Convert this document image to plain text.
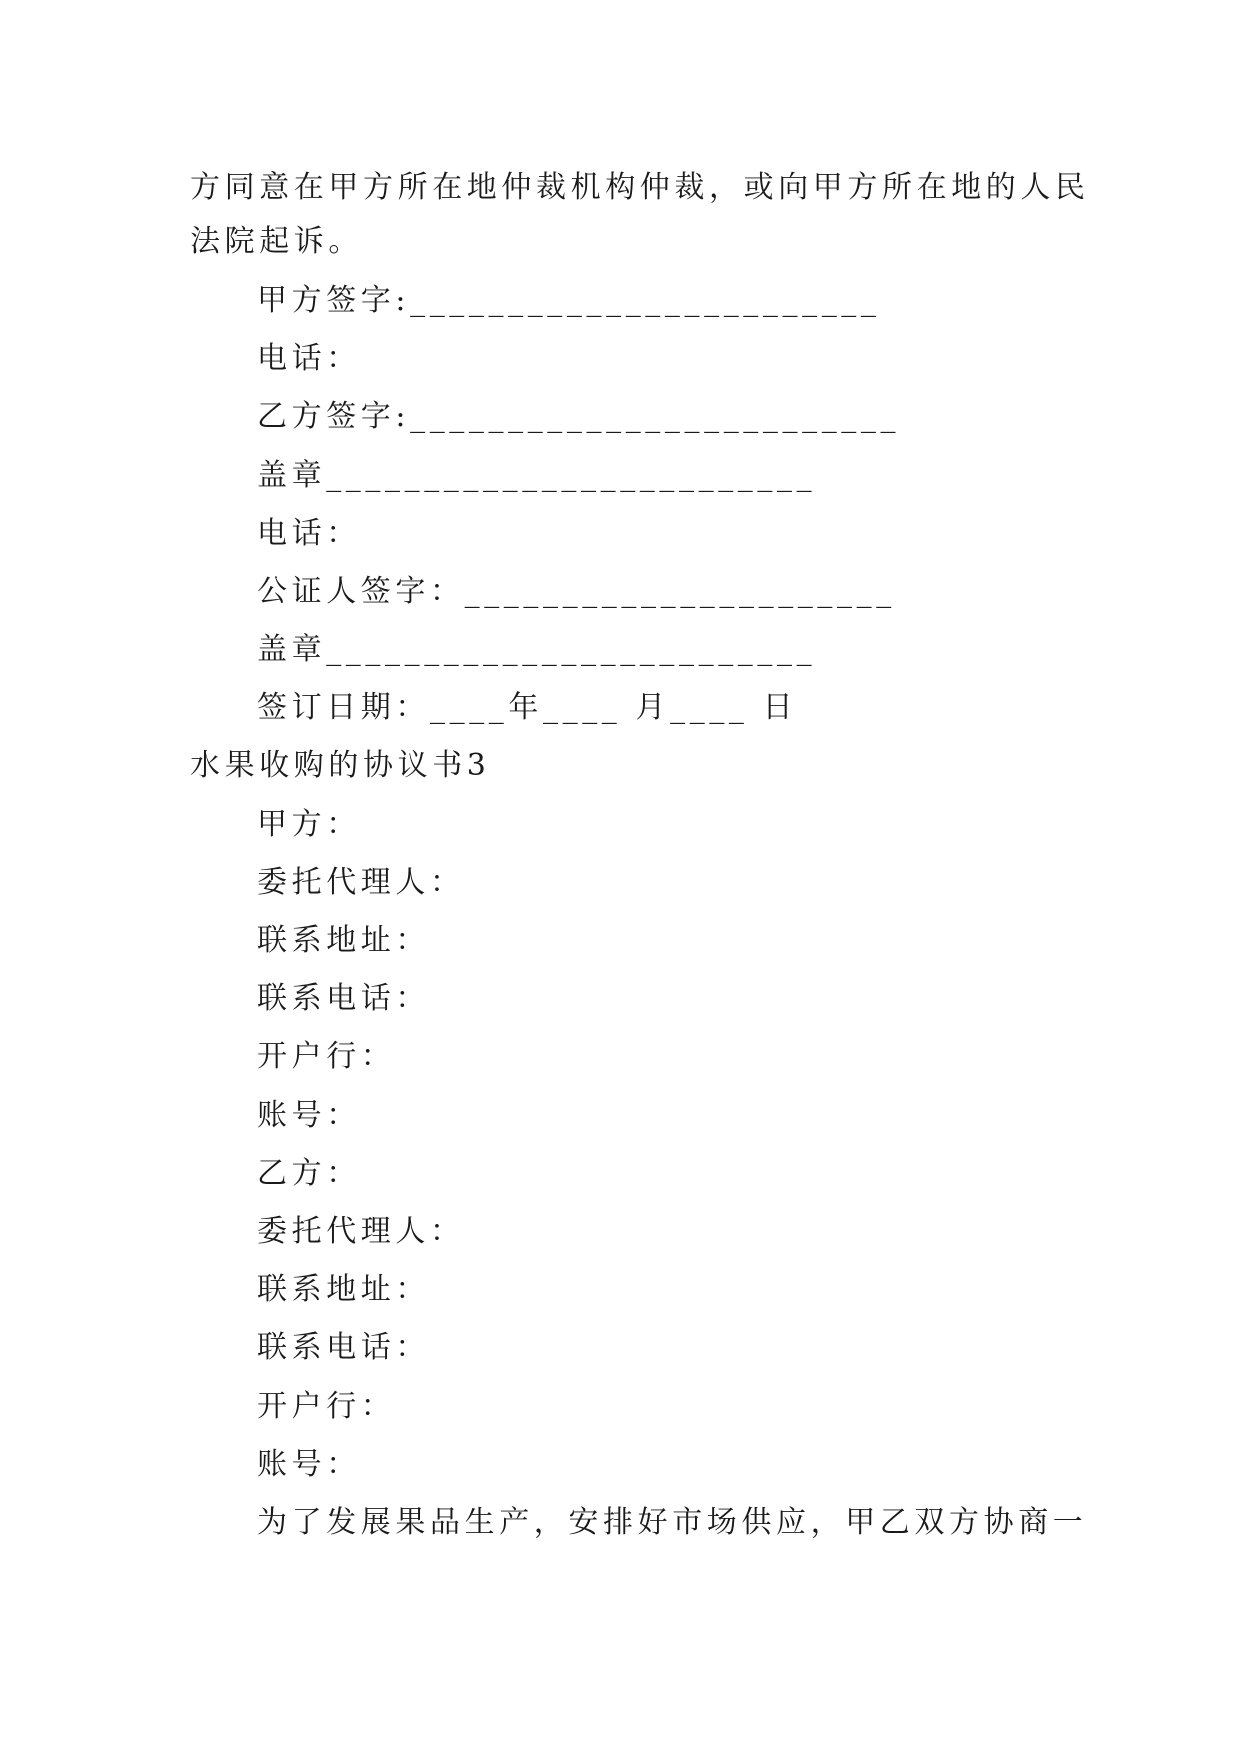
方同意在甲方所在地仲裁机构仲裁，或向甲方所在地的人民
法院起诉。
甲方签字:________________________
电话：
乙方签字:_________________________
盖章_________________________
电话：
公证人签字：______________________
盖章_________________________
签订日期：____年____ 月____ 日
水果收购的协议书3
甲方：
委托代理人：
联系地址：
联系电话：
开户行：
账号：
乙方：
委托代理人：
联系地址：
联系电话：
开户行：
账号：
为了发展果品生产，安排好市场供应，甲乙双方协商一
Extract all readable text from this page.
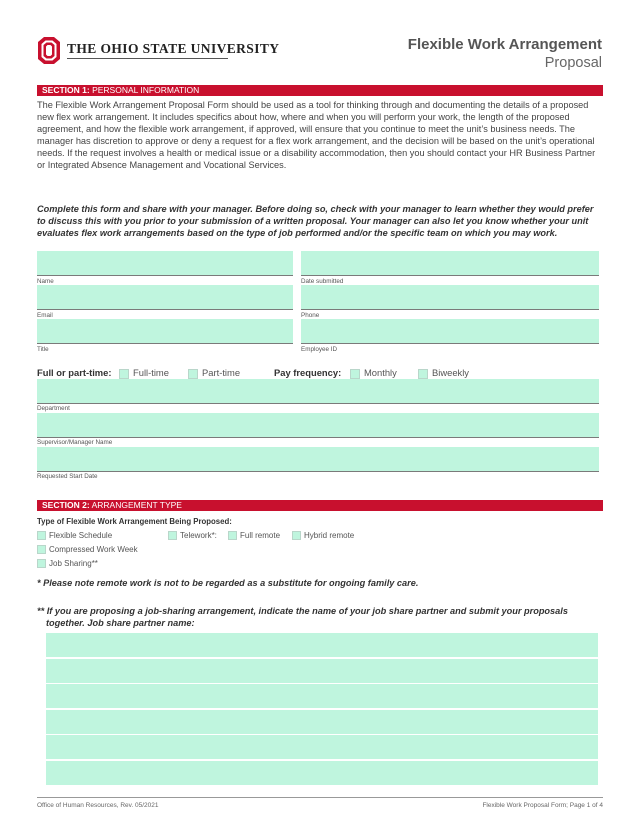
THE OHIO STATE UNIVERSITY	Flexible Work Arrangement
Proposal
SECTION 1: PERSONAL INFORMATION
The Flexible Work Arrangement Proposal Form should be used as a tool for thinking through and documenting the details of a proposed new flex work arrangement. It includes specifics about how, where and when you will perform your work, the length of the proposed agreement, and how the flexible work arrangement, if approved, will ensure that you continue to meet the unit’s business needs. The manager has discretion to approve or deny a request for a flex work arrangement, and the decision will be based on the unit’s operational needs. If the request involves a health or medical issue or a disability accommodation, then you should contact your HR Business Partner or Integrated Absence Management and Vocational Services.
Complete this form and share with your manager. Before doing so, check with your manager to learn whether they would prefer to discuss this with you prior to your submission of a written proposal. Your manager can also let you know whether your unit evaluates flex work arrangements based on the type of job performed and/or the specific team on which you may work.
Name	Date submitted
Email	Phone
Title	Employee ID
Full or part-time: Full-time	Part-time	Pay frequency: Monthly	Biweekly
Department
Supervisor/Manager Name
Requested Start Date
SECTION 2: ARRANGEMENT TYPE
Type of Flexible Work Arrangement Being Proposed:
Flexible Schedule	Telework*:	Full remote	Hybrid remote
Compressed Work Week
Job Sharing**
* Please note remote work is not to be regarded as a substitute for ongoing family care.
** If you are proposing a job-sharing arrangement, indicate the name of your job share partner and submit your proposals together. Job share partner name:
Office of Human Resources, Rev. 05/2021	Flexible Work Proposal Form; Page 1 of 4
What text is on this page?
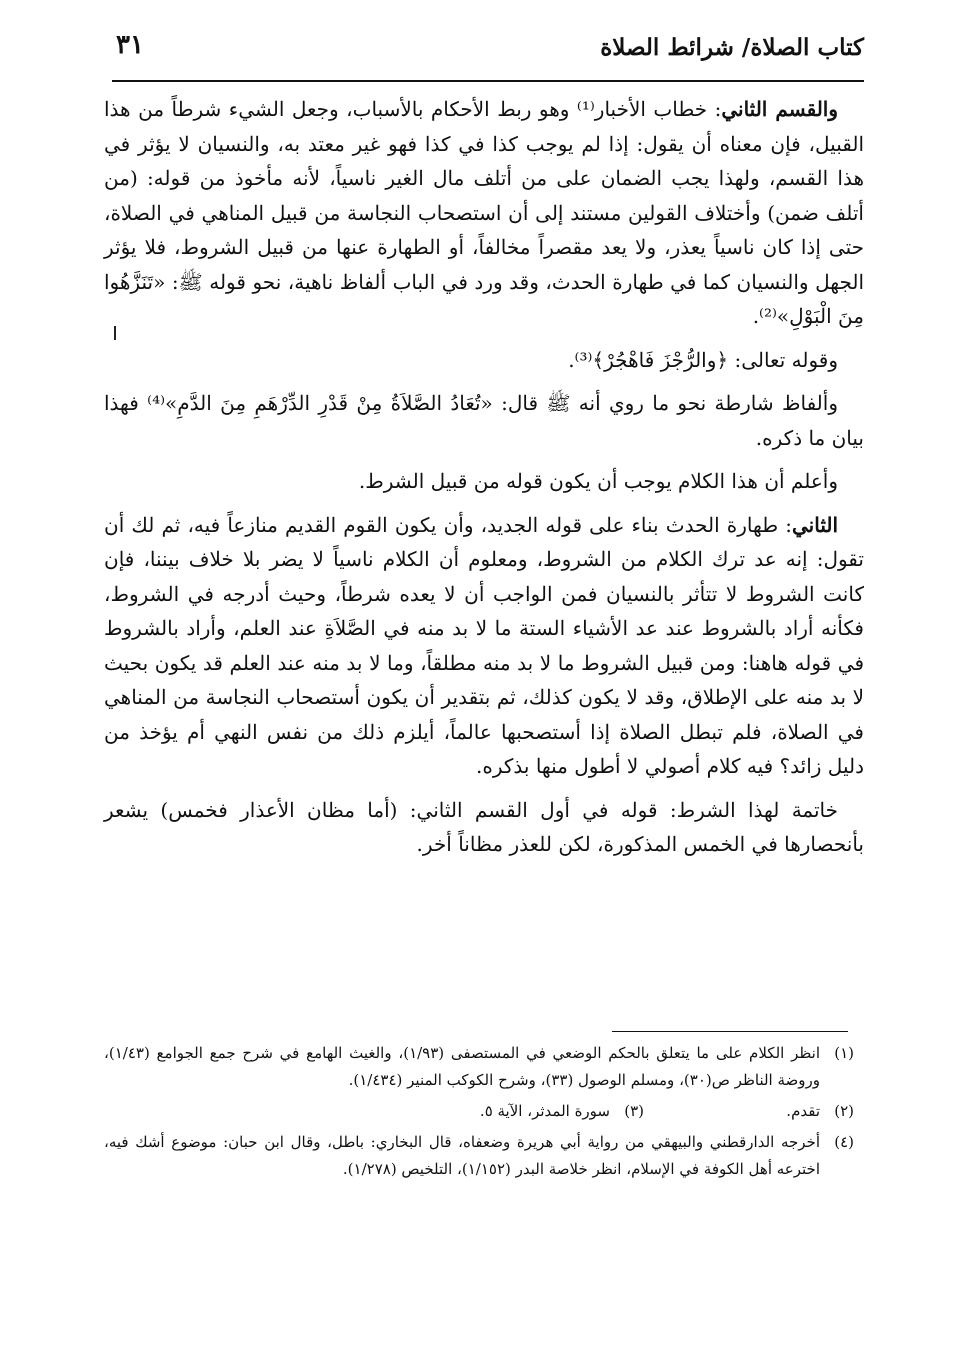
كتاب الصلاة/ شرائط الصلاة
٣١

والقسم الثاني: خطاب الأخبار⁽¹⁾ وهو ربط الأحكام بالأسباب، وجعل الشيء شرطاً من هذا القبيل، فإن معناه أن يقول: إذا لم يوجب كذا في كذا فهو غير معتد به، والنسيان لا يؤثر في هذا القسم، ولهذا يجب الضمان على من أتلف مال الغير ناسياً، لأنه مأخوذ من قوله: (من أتلف ضمن) وأختلاف القولين مستند إلى أن استصحاب النجاسة من قبيل المناهي في الصلاة، حتى إذا كان ناسياً يعذر، ولا يعد مقصراً مخالفاً، أو الطهارة عنها من قبيل الشروط، فلا يؤثر الجهل والنسيان كما في طهارة الحدث، وقد ورد في الباب ألفاظ ناهية، نحو قوله ﷺ: «تَنَزَّهُوا مِنَ الْبَوْلِ»⁽²⁾.

وقوله تعالى: ﴿والرُّجْزَ فَاهْجُرْ﴾⁽³⁾.

وألفاظ شارطة نحو ما روي أنه ﷺ قال: «تُعَادُ الصَّلاَةُ مِنْ قَدْرِ الدِّرْهَمِ مِنَ الدَّمِ»⁽⁴⁾ فهذا بيان ما ذكره.

وأعلم أن هذا الكلام يوجب أن يكون قوله من قبيل الشرط.

الثاني: طهارة الحدث بناء على قوله الجديد، وأن يكون القوم القديم منازعاً فيه، ثم لك أن تقول: إنه عد ترك الكلام من الشروط، ومعلوم أن الكلام ناسياً لا يضر بلا خلاف بيننا، فإن كانت الشروط لا تتأثر بالنسيان فمن الواجب أن لا يعده شرطاً، وحيث أدرجه في الشروط، فكأنه أراد بالشروط عند عد الأشياء الستة ما لا بد منه في الصَّلاَةِ عند العلم، وأراد بالشروط في قوله هاهنا: ومن قبيل الشروط ما لا بد منه مطلقاً، وما لا بد منه عند العلم قد يكون بحيث لا بد منه على الإطلاق، وقد لا يكون كذلك، ثم بتقدير أن يكون أستصحاب النجاسة من المناهي في الصلاة، فلم تبطل الصلاة إذا أستصحبها عالماً، أيلزم ذلك من نفس النهي أم يؤخذ من دليل زائد؟ فيه كلام أصولي لا أطول منها بذكره.

خاتمة لهذا الشرط: قوله في أول القسم الثاني: (أما مظان الأعذار فخمس) يشعر بأنحصارها في الخمس المذكورة، لكن للعذر مظاناً أخر.

(١)
انظر الكلام على ما يتعلق بالحكم الوضعي في المستصفى (١/٩٣)، والغيث الهامع في شرح جمع الجوامع (١/٤٣)، وروضة الناظر ص(٣٠)، ومسلم الوصول (٣٣)، وشرح الكوكب المنير (١/٤٣٤).
(٢)
تقدم.
(٣)
سورة المدثر، الآية ٥.
(٤)
أخرجه الدارقطني والبيهقي من رواية أبي هريرة وضعفاه، قال البخاري: باطل، وقال ابن حبان: موضوع أشك فيه، اخترعه أهل الكوفة في الإسلام، انظر خلاصة البدر (١/١٥٢)، التلخيص (١/٢٧٨).
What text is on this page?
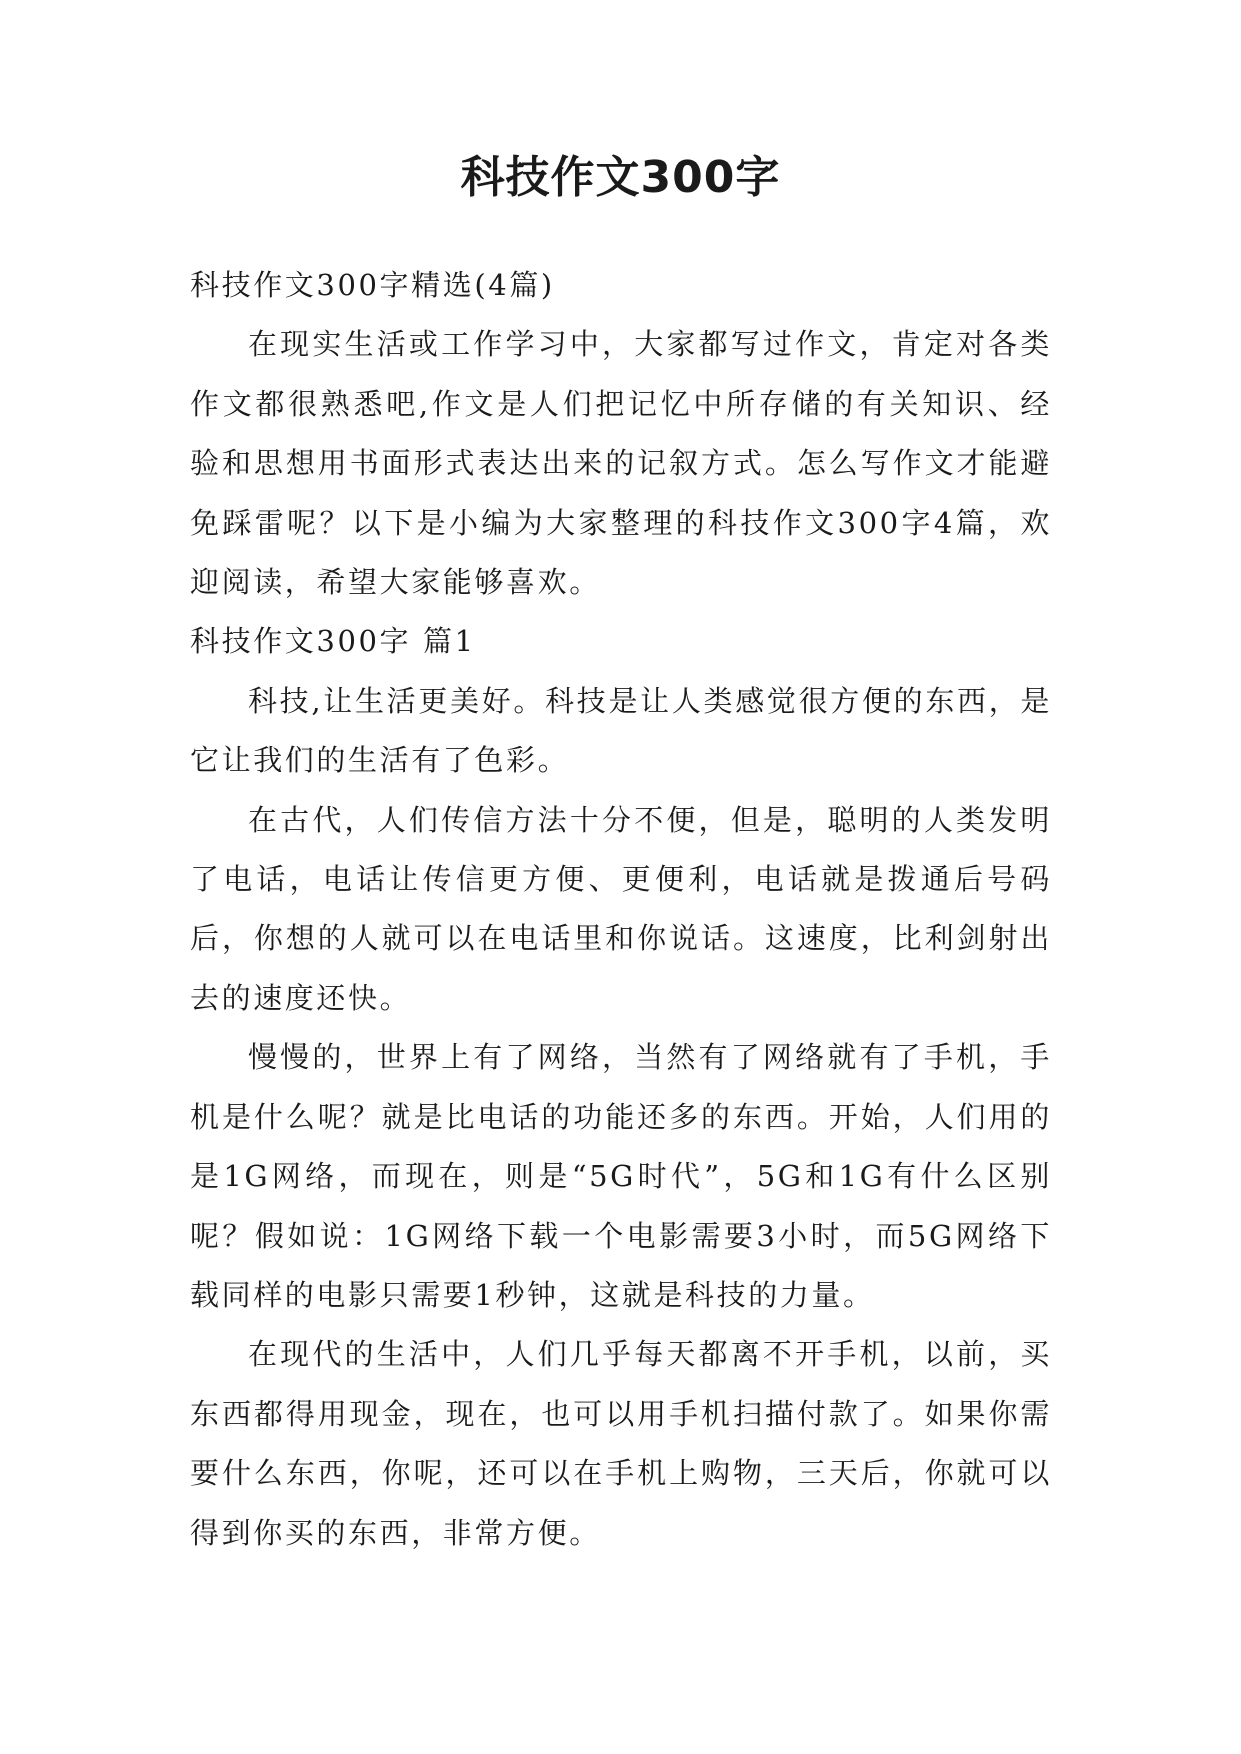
科技作文300字

科技作文300字精选(4篇)

在现实生活或工作学习中，大家都写过作文，肯定对各类作文都很熟悉吧,作文是人们把记忆中所存储的有关知识、经验和思想用书面形式表达出来的记叙方式。怎么写作文才能避免踩雷呢？以下是小编为大家整理的科技作文300字4篇，欢迎阅读，希望大家能够喜欢。

科技作文300字 篇1

科技,让生活更美好。科技是让人类感觉很方便的东西，是它让我们的生活有了色彩。

在古代，人们传信方法十分不便，但是，聪明的人类发明了电话，电话让传信更方便、更便利，电话就是拨通后号码后，你想的人就可以在电话里和你说话。这速度，比利剑射出去的速度还快。

慢慢的，世界上有了网络，当然有了网络就有了手机，手机是什么呢？就是比电话的功能还多的东西。开始，人们用的是1G网络，而现在，则是“5G时代”，5G和1G有什么区别呢？假如说：1G网络下载一个电影需要3小时，而5G网络下载同样的电影只需要1秒钟，这就是科技的力量。

在现代的生活中，人们几乎每天都离不开手机，以前，买东西都得用现金，现在，也可以用手机扫描付款了。如果你需要什么东西，你呢，还可以在手机上购物，三天后，你就可以得到你买的东西，非常方便。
--------
Problem details: Leave out the pictures and copy every record above exactly.

Output:
Convert this document image to plain text.
方同意在甲方所在地仲裁机构仲裁，或向甲方所在地的人民
法院起诉。
甲方签字:________________________
电话：
乙方签字:_________________________
盖章_________________________
电话：
公证人签字：______________________
盖章_________________________
签订日期：____年____ 月____ 日
水果收购的协议书3
甲方：
委托代理人：
联系地址：
联系电话：
开户行：
账号：
乙方：
委托代理人：
联系地址：
联系电话：
开户行：
账号：
为了发展果品生产，安排好市场供应，甲乙双方协商一
Extract all readable text from this page.
THE OHIO STATE UNIVERSITY	Flexible Work Arrangement
Proposal
SECTION 1: PERSONAL INFORMATION
The Flexible Work Arrangement Proposal Form should be used as a tool for thinking through and documenting the details of a proposed new flex work arrangement. It includes specifics about how, where and when you will perform your work, the length of the proposed agreement, and how the flexible work arrangement, if approved, will ensure that you continue to meet the unit’s business needs. The manager has discretion to approve or deny a request for a flex work arrangement, and the decision will be based on the unit’s operational needs. If the request involves a health or medical issue or a disability accommodation, then you should contact your HR Business Partner or Integrated Absence Management and Vocational Services.
Complete this form and share with your manager. Before doing so, check with your manager to learn whether they would prefer to discuss this with you prior to your submission of a written proposal. Your manager can also let you know whether your unit evaluates flex work arrangements based on the type of job performed and/or the specific team on which you may work.
Name	Date submitted
Email	Phone
Title	Employee ID
Full or part-time: Full-time	Part-time	Pay frequency: Monthly	Biweekly
Department
Supervisor/Manager Name
Requested Start Date
SECTION 2: ARRANGEMENT TYPE
Type of Flexible Work Arrangement Being Proposed:
Flexible Schedule	Telework*:	Full remote	Hybrid remote
Compressed Work Week
Job Sharing**
* Please note remote work is not to be regarded as a substitute for ongoing family care.
** If you are proposing a job-sharing arrangement, indicate the name of your job share partner and submit your proposals together. Job share partner name:
Office of Human Resources, Rev. 05/2021	Flexible Work Proposal Form; Page 1 of 4
What text is on this page?
كتاب الصلاة/ شرائط الصلاة
٣١

والقسم الثاني: خطاب الأخبار⁽¹⁾ وهو ربط الأحكام بالأسباب، وجعل الشيء شرطاً من هذا القبيل، فإن معناه أن يقول: إذا لم يوجب كذا في كذا فهو غير معتد به، والنسيان لا يؤثر في هذا القسم، ولهذا يجب الضمان على من أتلف مال الغير ناسياً، لأنه مأخوذ من قوله: (من أتلف ضمن) وأختلاف القولين مستند إلى أن استصحاب النجاسة من قبيل المناهي في الصلاة، حتى إذا كان ناسياً يعذر، ولا يعد مقصراً مخالفاً، أو الطهارة عنها من قبيل الشروط، فلا يؤثر الجهل والنسيان كما في طهارة الحدث، وقد ورد في الباب ألفاظ ناهية، نحو قوله ﷺ: «تَنَزَّهُوا مِنَ الْبَوْلِ»⁽²⁾.

وقوله تعالى: ﴿والرُّجْزَ فَاهْجُرْ﴾⁽³⁾.

وألفاظ شارطة نحو ما روي أنه ﷺ قال: «تُعَادُ الصَّلاَةُ مِنْ قَدْرِ الدِّرْهَمِ مِنَ الدَّمِ»⁽⁴⁾ فهذا بيان ما ذكره.

وأعلم أن هذا الكلام يوجب أن يكون قوله من قبيل الشرط.

الثاني: طهارة الحدث بناء على قوله الجديد، وأن يكون القوم القديم منازعاً فيه، ثم لك أن تقول: إنه عد ترك الكلام من الشروط، ومعلوم أن الكلام ناسياً لا يضر بلا خلاف بيننا، فإن كانت الشروط لا تتأثر بالنسيان فمن الواجب أن لا يعده شرطاً، وحيث أدرجه في الشروط، فكأنه أراد بالشروط عند عد الأشياء الستة ما لا بد منه في الصَّلاَةِ عند العلم، وأراد بالشروط في قوله هاهنا: ومن قبيل الشروط ما لا بد منه مطلقاً، وما لا بد منه عند العلم قد يكون بحيث لا بد منه على الإطلاق، وقد لا يكون كذلك، ثم بتقدير أن يكون أستصحاب النجاسة من المناهي في الصلاة، فلم تبطل الصلاة إذا أستصحبها عالماً، أيلزم ذلك من نفس النهي أم يؤخذ من دليل زائد؟ فيه كلام أصولي لا أطول منها بذكره.

خاتمة لهذا الشرط: قوله في أول القسم الثاني: (أما مظان الأعذار فخمس) يشعر بأنحصارها في الخمس المذكورة، لكن للعذر مظاناً أخر.

(١)
انظر الكلام على ما يتعلق بالحكم الوضعي في المستصفى (١/٩٣)، والغيث الهامع في شرح جمع الجوامع (١/٤٣)، وروضة الناظر ص(٣٠)، ومسلم الوصول (٣٣)، وشرح الكوكب المنير (١/٤٣٤).
(٢)
تقدم.
(٣)
سورة المدثر، الآية ٥.
(٤)
أخرجه الدارقطني والبيهقي من رواية أبي هريرة وضعفاه، قال البخاري: باطل، وقال ابن حبان: موضوع أشك فيه، اخترعه أهل الكوفة في الإسلام، انظر خلاصة البدر (١/١٥٢)، التلخيص (١/٢٧٨).
What text is on this page?
科技作文300字

科技作文300字精选(4篇)

在现实生活或工作学习中，大家都写过作文，肯定对各类作文都很熟悉吧,作文是人们把记忆中所存储的有关知识、经验和思想用书面形式表达出来的记叙方式。怎么写作文才能避免踩雷呢？以下是小编为大家整理的科技作文300字4篇，欢迎阅读，希望大家能够喜欢。

科技作文300字 篇1

科技,让生活更美好。科技是让人类感觉很方便的东西，是它让我们的生活有了色彩。

在古代，人们传信方法十分不便，但是，聪明的人类发明了电话，电话让传信更方便、更便利，电话就是拨通后号码后，你想的人就可以在电话里和你说话。这速度，比利剑射出去的速度还快。

慢慢的，世界上有了网络，当然有了网络就有了手机，手机是什么呢？就是比电话的功能还多的东西。开始，人们用的是1G网络，而现在，则是“5G时代”，5G和1G有什么区别呢？假如说：1G网络下载一个电影需要3小时，而5G网络下载同样的电影只需要1秒钟，这就是科技的力量。

在现代的生活中，人们几乎每天都离不开手机，以前，买东西都得用现金，现在，也可以用手机扫描付款了。如果你需要什么东西，你呢，还可以在手机上购物，三天后，你就可以得到你买的东西，非常方便。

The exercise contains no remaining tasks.